### [CONSIGNES]
1. D'après l'extrait sur les grands magasins, expliquez pourquoi Denise va se présenter au grand magasin au lieu de travailler chez son oncle.
2. Recopiez mot pour mot, dans l'extrait sur les grands magasins, tout ce qui va de « On y voit en » jusqu'à « les quartiers avoisinants. ».
3. Prolongez l'extrait sur les grands magasins en écrivant la suite après sa dernière phrase.

### [EXTRAIT CHOISI]
====
On y voit en effet apparaîtrent
- la lumière grâce à de grandes ouvertures et les vitrines, auparavant petites et sombres,
- la diversification,
- la publicité,
- la vente par correspondance,
- l'objet d'appel,
- Etc.

Son audace séduit un banquier qui lui prêtera l'argent nécessaire aux plus gros agrandissements. Mais si ces grands magasins prospèrent, c'est en ruinant les petits commerces. Comme le Vieil Elbeuf situé en face ou celui de Bourras, marchand de cannes et parapluies qui préfère la ruine à toutes les propositions de rachat d'Octave. Et son pouvoir s'étend de rue en rue, D'autant que l'idée est dans l'air du temps et que d'autres grands magasins ont envahi les quartiers avoisinants.
C'est dans cette atmosphère que Denise, petite provinciale orpheline, arrive à Paris avec ses deux jeunes frères pour travailler dans le magasin de son oncle Baudu, propriétaire du Vieil Elbeuf qu'il entend transmettre à son commis et à sa fille promis l'un à l'autre, tel qu'il l'a reçu. Denise est très attirée par ces nouveaux magasins qui représentent l'avenir. Son oncle ne pouvant vraiment l'employer, elle s'y présentera et y connaitra un dur apprentissage. Toutefois sans le chercher et modestement (comme il sied à une femme), elle va grimper les échelons jusqu'à régner à la fois sur le magasin et sur Octave. Ceci malgré l'animosité de quelques employés et son départ avant un retour où sa position est consolidée.
====
### [EXTRAIT DES DONNÉES]

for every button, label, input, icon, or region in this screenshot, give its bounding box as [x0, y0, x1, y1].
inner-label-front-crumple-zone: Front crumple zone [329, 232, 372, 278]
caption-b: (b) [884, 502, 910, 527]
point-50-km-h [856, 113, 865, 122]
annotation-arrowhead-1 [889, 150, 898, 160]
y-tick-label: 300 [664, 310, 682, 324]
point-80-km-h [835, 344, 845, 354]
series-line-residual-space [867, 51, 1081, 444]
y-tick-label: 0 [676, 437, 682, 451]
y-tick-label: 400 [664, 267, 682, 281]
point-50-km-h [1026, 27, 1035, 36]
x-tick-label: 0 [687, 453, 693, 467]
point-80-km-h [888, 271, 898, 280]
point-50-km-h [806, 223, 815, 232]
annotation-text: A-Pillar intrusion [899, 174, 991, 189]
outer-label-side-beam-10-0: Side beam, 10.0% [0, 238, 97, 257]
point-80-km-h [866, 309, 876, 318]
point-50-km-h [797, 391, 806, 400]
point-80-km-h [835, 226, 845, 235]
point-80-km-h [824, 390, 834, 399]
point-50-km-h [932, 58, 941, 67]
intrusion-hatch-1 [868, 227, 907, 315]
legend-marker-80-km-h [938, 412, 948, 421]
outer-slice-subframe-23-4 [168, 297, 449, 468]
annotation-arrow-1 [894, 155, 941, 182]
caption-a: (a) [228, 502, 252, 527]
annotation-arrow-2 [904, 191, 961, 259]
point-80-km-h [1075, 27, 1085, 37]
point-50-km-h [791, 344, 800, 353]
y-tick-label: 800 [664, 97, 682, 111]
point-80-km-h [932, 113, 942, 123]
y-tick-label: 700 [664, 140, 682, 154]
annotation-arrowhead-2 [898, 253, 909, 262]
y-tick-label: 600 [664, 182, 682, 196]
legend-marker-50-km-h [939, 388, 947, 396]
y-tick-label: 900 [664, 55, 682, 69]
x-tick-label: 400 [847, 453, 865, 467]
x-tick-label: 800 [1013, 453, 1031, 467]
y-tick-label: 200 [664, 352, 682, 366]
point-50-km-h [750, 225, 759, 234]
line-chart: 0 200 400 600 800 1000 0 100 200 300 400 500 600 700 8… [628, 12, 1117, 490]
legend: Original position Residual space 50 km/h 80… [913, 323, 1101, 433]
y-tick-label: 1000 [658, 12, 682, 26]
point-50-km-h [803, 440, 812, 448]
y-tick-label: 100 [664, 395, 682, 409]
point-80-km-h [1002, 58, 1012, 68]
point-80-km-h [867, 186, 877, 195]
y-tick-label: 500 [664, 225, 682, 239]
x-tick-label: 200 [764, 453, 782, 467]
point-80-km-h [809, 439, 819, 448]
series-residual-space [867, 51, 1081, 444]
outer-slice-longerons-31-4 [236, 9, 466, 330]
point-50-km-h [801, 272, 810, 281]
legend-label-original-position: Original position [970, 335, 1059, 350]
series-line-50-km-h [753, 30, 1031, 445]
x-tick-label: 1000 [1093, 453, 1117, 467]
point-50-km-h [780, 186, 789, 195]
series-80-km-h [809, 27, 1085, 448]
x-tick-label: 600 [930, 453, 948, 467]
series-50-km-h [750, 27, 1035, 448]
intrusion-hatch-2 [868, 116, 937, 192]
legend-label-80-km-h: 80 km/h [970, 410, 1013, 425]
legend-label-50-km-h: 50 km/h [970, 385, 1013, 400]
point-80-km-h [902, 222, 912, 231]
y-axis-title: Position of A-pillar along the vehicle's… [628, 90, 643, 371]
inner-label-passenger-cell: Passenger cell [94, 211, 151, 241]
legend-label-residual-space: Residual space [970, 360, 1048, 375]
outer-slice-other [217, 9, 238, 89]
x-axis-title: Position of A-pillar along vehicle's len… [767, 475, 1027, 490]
====
### [RÉPONSES FOURNIES]
1. Son oncle Baudu ne peut pas vraiment l'employer au Vieil Elbeuf. De plus, Denise est très attirée par ces nouveaux magasins, qui représentent l'avenir.

2.
On y voit en effet apparaîtrent
- la lumière grâce à de grandes ouvertures et les vitrines, auparavant petites et sombres,
- la diversification,
- la publicité,
- la vente par correspondance,
- l'objet d'appel,
- Etc.

Son audace séduit un banquier qui lui prêtera l'argent nécessaire aux plus gros agrandissements. Mais si ces grands magasins prospèrent, c'est en ruinant les petits commerces. Comme le Vieil Elbeuf situé en face ou celui de Bourras, marchand de cannes et parapluies qui préfère la ruine à toutes les propositions de rachat d'Octave. Et son pouvoir s'étend de rue en rue, D'autant que l'idée est dans l'air du temps et que d'autres grands magasins ont envahi les quartiers avoisinants.

3.
Tout n'est pas pourtant simple dans la vie de la jeune fille. le plus grand de ses deux jeunes frères entre en apprentissage, mais se dévergonde dans ses heures de loisirs et c'est encore le rôle de sa soeur de se sacrifier pour lui, repoussant le moment d'acheter ce qui lui est nécessaire pour satisfaire ses caprices.
Malgré tout mon respect, toute mon admiration pour Zola, je m'interroge sur sa constance à vouloir que les femmes se sacrifient, ce qu'elles font dans ses livres (entre autres) tout naturellement sans se plaindre. Je sais que l'époque veut cela mais j'aurais aimé qu'il s'élève un peu contre. Et pourtant on en verra encore bien d'autres avant la fin des Rougon.
Un de ceux que je préfère. D'abord parce qu'il n'est pas sordide, même s'il est dur. Ensuite parce que Zola ne cherche pas à tout prix à asséner ses théories sur l'hérédité, car si je trouve l'idée bonne, je le trouve parfois un peu lourd dans ce domaine. Enfin parce qu'il est profondément vivant. On déambule sans peine au milieu des autres clientes, des employés, des surveillants, on touche les étoffes, on est ébloui par les lumières...
Aussi pour sa vérité. Tous les ressorts de la séduction du consommateur, enfin la consommatrice sont parfaitement décrits. Zola fait parfaitement sentir la dualité de ces nouveaux commerces, où d'une part contrairement aux vieilles boutiques, l'acheteuse peut toucher, comparer, où elle a le choix non seulement d'acheter ou pas puisqu'elle circule au milieu des marchandises, mais de choisir entre de nombreux articles équivalents. Et où d'autre part elle est en réalité capturée, entrée juste pour voir, ou pour acquérir un seul article elle est harponnée par le foisonnement de couleurs, de sensations tactiles, et ne sait plus ce qu'elle voulait. Les articles, moins chers que dans les boutiques, il lui semble économique de les acheter, bien qu'elle n'en ait pas eu l'intention auparavant. Seule une des clientes habituelle, mère de famille sait parfaitement en tirer parti sans se laisser prendre à la séduction des amoncellements d'articles.
La vie des employés est également expliquée, la hiérarchie et la compétition qui existent entre eux, la précarité de leur statut, lorsque les ventes baissent de façon saisonnière ils sont remerciés.
A mon avis un grand Zola, très accrocheur.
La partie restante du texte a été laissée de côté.